Task objective:
Copy the data below word for word, from its first line through the line containing "slide-thumb-19[interactable]: 19 [380,172,460,243]", with both of those lines included.

◆ ◆ ◆

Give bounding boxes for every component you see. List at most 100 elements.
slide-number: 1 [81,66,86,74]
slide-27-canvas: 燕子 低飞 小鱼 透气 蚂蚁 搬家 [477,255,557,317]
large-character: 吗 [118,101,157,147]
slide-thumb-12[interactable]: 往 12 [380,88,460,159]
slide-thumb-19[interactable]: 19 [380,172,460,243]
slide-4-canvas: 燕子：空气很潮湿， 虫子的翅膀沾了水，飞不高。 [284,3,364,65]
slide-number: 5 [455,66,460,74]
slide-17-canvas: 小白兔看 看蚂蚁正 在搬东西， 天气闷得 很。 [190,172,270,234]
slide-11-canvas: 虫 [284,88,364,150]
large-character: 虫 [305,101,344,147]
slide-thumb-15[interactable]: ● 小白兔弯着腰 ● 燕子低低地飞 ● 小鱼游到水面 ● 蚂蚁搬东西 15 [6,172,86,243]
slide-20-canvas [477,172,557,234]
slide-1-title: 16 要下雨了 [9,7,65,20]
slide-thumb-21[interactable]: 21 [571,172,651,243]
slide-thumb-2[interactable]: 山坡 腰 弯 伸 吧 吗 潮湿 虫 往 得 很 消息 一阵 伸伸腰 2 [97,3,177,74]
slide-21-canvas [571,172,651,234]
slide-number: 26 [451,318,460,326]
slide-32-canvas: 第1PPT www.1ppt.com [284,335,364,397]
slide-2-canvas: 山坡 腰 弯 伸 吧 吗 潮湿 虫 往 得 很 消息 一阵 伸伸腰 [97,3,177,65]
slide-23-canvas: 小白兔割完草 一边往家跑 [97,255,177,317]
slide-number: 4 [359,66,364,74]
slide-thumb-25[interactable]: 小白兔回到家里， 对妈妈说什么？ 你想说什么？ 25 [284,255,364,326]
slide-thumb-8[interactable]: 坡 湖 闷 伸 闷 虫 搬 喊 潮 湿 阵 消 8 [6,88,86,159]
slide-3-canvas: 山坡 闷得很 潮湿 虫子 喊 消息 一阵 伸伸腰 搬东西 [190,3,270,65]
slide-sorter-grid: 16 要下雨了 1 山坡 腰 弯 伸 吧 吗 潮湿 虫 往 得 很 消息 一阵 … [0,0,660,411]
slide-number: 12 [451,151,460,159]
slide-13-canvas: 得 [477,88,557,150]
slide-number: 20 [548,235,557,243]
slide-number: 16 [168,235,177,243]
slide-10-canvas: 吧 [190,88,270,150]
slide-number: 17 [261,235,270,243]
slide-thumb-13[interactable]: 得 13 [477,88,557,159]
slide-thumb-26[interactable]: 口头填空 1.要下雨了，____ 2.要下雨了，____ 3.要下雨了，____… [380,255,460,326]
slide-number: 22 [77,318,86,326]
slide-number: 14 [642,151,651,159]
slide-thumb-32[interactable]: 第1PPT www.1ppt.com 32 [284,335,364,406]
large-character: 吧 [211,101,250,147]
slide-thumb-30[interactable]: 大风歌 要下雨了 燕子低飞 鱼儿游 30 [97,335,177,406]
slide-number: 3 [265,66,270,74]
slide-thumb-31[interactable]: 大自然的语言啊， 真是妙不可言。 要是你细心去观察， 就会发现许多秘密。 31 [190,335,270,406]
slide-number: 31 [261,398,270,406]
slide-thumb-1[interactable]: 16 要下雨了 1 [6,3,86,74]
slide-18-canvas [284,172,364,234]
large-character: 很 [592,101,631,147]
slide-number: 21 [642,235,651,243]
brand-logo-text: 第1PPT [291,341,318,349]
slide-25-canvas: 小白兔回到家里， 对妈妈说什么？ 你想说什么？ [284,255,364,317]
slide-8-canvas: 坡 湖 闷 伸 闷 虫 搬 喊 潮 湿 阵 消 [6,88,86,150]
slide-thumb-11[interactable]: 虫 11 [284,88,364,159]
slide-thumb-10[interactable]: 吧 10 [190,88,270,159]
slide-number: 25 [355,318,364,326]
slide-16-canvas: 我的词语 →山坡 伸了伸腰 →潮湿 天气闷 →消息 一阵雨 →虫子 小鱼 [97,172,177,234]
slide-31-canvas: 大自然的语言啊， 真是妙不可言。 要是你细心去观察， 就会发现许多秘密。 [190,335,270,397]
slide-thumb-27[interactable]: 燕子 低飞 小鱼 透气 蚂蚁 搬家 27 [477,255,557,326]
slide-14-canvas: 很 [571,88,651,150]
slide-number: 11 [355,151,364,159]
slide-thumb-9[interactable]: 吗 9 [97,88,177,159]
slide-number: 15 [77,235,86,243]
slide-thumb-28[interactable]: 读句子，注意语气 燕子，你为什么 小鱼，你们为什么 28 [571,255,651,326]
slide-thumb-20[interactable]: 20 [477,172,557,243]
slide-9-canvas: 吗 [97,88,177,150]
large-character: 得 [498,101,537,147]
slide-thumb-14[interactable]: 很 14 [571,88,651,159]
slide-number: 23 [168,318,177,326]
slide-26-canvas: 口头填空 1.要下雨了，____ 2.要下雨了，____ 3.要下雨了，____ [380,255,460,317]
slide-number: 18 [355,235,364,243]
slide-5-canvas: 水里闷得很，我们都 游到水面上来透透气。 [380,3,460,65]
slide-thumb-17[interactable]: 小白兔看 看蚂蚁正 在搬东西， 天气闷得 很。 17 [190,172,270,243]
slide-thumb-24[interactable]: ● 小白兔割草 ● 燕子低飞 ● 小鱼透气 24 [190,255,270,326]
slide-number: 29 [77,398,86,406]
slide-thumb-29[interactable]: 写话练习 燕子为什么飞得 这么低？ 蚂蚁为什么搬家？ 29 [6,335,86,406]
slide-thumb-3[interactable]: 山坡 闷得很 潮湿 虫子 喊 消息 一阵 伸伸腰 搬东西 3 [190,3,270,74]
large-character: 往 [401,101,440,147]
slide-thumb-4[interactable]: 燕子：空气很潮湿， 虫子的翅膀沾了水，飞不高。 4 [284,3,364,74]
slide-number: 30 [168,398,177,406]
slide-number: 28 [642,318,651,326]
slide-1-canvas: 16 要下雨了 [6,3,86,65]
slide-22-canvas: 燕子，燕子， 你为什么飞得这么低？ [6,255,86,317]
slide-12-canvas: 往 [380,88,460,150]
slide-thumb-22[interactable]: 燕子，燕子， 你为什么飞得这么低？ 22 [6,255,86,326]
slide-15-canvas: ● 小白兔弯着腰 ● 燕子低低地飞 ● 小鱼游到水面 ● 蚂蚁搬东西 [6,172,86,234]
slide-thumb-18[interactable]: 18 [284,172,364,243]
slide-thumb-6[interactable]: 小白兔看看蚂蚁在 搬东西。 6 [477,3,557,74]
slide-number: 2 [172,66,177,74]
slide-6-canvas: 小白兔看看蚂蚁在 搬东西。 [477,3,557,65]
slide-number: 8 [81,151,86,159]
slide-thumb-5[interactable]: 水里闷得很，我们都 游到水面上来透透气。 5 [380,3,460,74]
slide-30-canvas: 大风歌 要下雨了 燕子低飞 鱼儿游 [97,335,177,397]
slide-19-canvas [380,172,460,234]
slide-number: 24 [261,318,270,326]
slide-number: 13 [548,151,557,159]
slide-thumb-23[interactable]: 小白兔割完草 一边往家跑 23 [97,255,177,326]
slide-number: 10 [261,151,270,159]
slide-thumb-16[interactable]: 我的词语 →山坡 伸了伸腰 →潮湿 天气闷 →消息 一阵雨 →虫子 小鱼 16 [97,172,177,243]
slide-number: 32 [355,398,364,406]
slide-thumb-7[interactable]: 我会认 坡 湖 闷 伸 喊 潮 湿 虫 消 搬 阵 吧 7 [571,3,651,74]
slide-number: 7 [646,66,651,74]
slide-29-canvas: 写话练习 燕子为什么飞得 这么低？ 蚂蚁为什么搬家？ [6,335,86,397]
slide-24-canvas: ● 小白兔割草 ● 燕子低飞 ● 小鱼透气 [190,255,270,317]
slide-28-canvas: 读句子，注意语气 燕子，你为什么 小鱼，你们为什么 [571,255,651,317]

◆ ◆ ◆

Exercise output:
Give bounding boxes for every component you see. List at most 100 elements.
slide-number: 1 [81,66,86,74]
slide-27-canvas: 燕子 低飞 小鱼 透气 蚂蚁 搬家 [477,255,557,317]
large-character: 吗 [118,101,157,147]
slide-thumb-12[interactable]: 往 12 [380,88,460,159]
slide-thumb-19[interactable]: 19 [380,172,460,243]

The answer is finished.